Requirements: Below are some entries; can you quote all of them exactly?
## START Available records
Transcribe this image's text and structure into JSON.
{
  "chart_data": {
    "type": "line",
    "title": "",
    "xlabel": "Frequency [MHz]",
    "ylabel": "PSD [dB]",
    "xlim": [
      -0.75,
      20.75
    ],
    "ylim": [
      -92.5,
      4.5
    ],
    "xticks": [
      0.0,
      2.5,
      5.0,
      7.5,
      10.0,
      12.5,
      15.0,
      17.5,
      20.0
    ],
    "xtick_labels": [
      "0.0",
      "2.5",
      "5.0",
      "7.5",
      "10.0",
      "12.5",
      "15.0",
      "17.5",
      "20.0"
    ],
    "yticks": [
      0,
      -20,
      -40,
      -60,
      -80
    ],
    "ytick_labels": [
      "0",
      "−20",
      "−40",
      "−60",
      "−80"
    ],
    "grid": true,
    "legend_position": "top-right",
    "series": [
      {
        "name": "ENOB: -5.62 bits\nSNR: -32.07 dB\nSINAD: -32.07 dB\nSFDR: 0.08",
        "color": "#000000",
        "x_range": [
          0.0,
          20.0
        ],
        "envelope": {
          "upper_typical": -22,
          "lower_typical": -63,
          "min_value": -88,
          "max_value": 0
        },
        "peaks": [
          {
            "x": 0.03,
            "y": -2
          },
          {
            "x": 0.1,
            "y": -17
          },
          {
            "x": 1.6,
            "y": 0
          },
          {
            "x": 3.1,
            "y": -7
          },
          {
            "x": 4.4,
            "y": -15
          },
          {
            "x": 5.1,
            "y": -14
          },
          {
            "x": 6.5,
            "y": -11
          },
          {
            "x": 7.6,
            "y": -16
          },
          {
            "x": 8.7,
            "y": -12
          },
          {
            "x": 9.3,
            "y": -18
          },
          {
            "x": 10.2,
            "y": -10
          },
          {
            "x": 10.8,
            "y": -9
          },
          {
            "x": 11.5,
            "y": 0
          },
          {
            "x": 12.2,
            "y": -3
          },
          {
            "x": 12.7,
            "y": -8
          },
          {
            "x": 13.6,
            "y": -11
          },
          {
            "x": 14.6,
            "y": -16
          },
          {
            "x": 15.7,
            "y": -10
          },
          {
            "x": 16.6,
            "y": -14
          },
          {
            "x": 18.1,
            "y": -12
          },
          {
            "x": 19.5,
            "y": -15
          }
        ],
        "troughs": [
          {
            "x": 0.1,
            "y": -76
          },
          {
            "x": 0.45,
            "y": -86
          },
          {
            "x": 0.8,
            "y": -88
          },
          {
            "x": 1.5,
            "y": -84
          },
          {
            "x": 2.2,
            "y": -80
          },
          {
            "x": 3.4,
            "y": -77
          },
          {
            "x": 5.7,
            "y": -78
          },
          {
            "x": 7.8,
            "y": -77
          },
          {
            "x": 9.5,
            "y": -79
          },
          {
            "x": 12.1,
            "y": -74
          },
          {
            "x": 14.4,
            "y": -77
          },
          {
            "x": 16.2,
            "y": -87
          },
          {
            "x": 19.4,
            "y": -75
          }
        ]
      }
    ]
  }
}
## END Available records
Response:
Transcribe this image's text and structure into JSON.
{
  "chart_data": {
    "type": "line",
    "title": "",
    "xlabel": "Frequency [MHz]",
    "ylabel": "PSD [dB]",
    "xlim": [
      -0.75,
      20.75
    ],
    "ylim": [
      -92.5,
      4.5
    ],
    "xticks": [
      0.0,
      2.5,
      5.0,
      7.5,
      10.0,
      12.5,
      15.0,
      17.5,
      20.0
    ],
    "xtick_labels": [
      "0.0",
      "2.5",
      "5.0",
      "7.5",
      "10.0",
      "12.5",
      "15.0",
      "17.5",
      "20.0"
    ],
    "yticks": [
      0,
      -20,
      -40,
      -60,
      -80
    ],
    "ytick_labels": [
      "0",
      "−20",
      "−40",
      "−60",
      "−80"
    ],
    "grid": true,
    "legend_position": "top-right",
    "series": [
      {
        "name": "ENOB: -5.62 bits\nSNR: -32.07 dB\nSINAD: -32.07 dB\nSFDR: 0.08",
        "color": "#000000",
        "x_range": [
          0.0,
          20.0
        ],
        "envelope": {
          "upper_typical": -22,
          "lower_typical": -63,
          "min_value": -88,
          "max_value": 0
        },
        "peaks": [
          {
            "x": 0.03,
            "y": -2
          },
          {
            "x": 0.1,
            "y": -17
          },
          {
            "x": 1.6,
            "y": 0
          },
          {
            "x": 3.1,
            "y": -7
          },
          {
            "x": 4.4,
            "y": -15
          },
          {
            "x": 5.1,
            "y": -14
          },
          {
            "x": 6.5,
            "y": -11
          },
          {
            "x": 7.6,
            "y": -16
          },
          {
            "x": 8.7,
            "y": -12
          },
          {
            "x": 9.3,
            "y": -18
          },
          {
            "x": 10.2,
            "y": -10
          },
          {
            "x": 10.8,
            "y": -9
          },
          {
            "x": 11.5,
            "y": 0
          },
          {
            "x": 12.2,
            "y": -3
          },
          {
            "x": 12.7,
            "y": -8
          },
          {
            "x": 13.6,
            "y": -11
          },
          {
            "x": 14.6,
            "y": -16
          },
          {
            "x": 15.7,
            "y": -10
          },
          {
            "x": 16.6,
            "y": -14
          },
          {
            "x": 18.1,
            "y": -12
          },
          {
            "x": 19.5,
            "y": -15
          }
        ],
        "troughs": [
          {
            "x": 0.1,
            "y": -76
          },
          {
            "x": 0.45,
            "y": -86
          },
          {
            "x": 0.8,
            "y": -88
          },
          {
            "x": 1.5,
            "y": -84
          },
          {
            "x": 2.2,
            "y": -80
          },
          {
            "x": 3.4,
            "y": -77
          },
          {
            "x": 5.7,
            "y": -78
          },
          {
            "x": 7.8,
            "y": -77
          },
          {
            "x": 9.5,
            "y": -79
          },
          {
            "x": 12.1,
            "y": -74
          },
          {
            "x": 14.4,
            "y": -77
          },
          {
            "x": 16.2,
            "y": -87
          },
          {
            "x": 19.4,
            "y": -75
          }
        ]
      }
    ]
  }
}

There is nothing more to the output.